EXERCISE: Reproduce every record below exactly as written, but leave out any pictures.

Saved entries:
- - -

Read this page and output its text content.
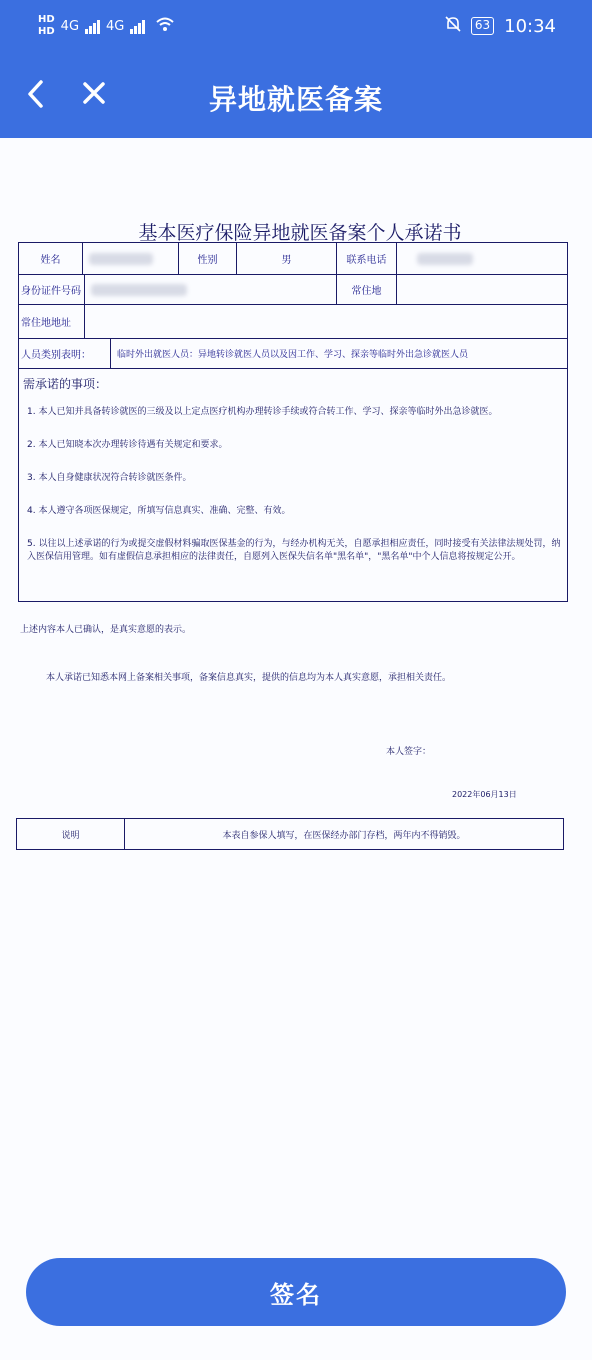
HD
HD 4G 4G	63 10:34
异地就医备案
基本医疗保险异地就医备案个人承诺书
姓名	性别	男	联系电话
身份证件号码	常住地
常住地地址
人员类别表明：	临时外出就医人员：异地转诊就医人员以及因工作、学习、探亲等临时外出急诊就医人员
需承诺的事项：
1. 本人已知并具备转诊就医的三级及以上定点医疗机构办理转诊手续或符合转工作、学习、探亲等临时外出急诊就医。
2. 本人已知晓本次办理转诊待遇有关规定和要求。
3. 本人自身健康状况符合转诊就医条件。
4. 本人遵守各项医保规定，所填写信息真实、准确、完整、有效。
5. 以往以上述承诺的行为或提交虚假材料骗取医保基金的行为，与经办机构无关，自愿承担相应责任，同时接受有关法律法规处罚，纳入医保信用管理。如有虚假信息承担相应的法律责任，自愿列入医保失信名单"黑名单"，"黑名单"中个人信息将按规定公开。
上述内容本人已确认，是真实意愿的表示。
本人承诺已知悉本网上备案相关事项，备案信息真实，提供的信息均为本人真实意愿，承担相关责任。
本人签字：
2022年06月13日
说明	本表自参保人填写，在医保经办部门存档，两年内不得销毁。
签名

- - -

TASK ANSWER:
Read this page and output its text content.
HD
HD 4G 4G	63 10:34
异地就医备案
基本医疗保险异地就医备案个人承诺书
姓名	性别	男	联系电话
身份证件号码	常住地
常住地地址
人员类别表明：	临时外出就医人员：异地转诊就医人员以及因工作、学习、探亲等临时外出急诊就医人员
需承诺的事项：
1. 本人已知并具备转诊就医的三级及以上定点医疗机构办理转诊手续或符合转工作、学习、探亲等临时外出急诊就医。
2. 本人已知晓本次办理转诊待遇有关规定和要求。
3. 本人自身健康状况符合转诊就医条件。
4. 本人遵守各项医保规定，所填写信息真实、准确、完整、有效。
5. 以往以上述承诺的行为或提交虚假材料骗取医保基金的行为，与经办机构无关，自愿承担相应责任，同时接受有关法律法规处罚，纳入医保信用管理。如有虚假信息承担相应的法律责任，自愿列入医保失信名单"黑名单"，"黑名单"中个人信息将按规定公开。
上述内容本人已确认，是真实意愿的表示。
本人承诺已知悉本网上备案相关事项，备案信息真实，提供的信息均为本人真实意愿，承担相关责任。
本人签字：
2022年06月13日
说明	本表自参保人填写，在医保经办部门存档，两年内不得销毁。
签名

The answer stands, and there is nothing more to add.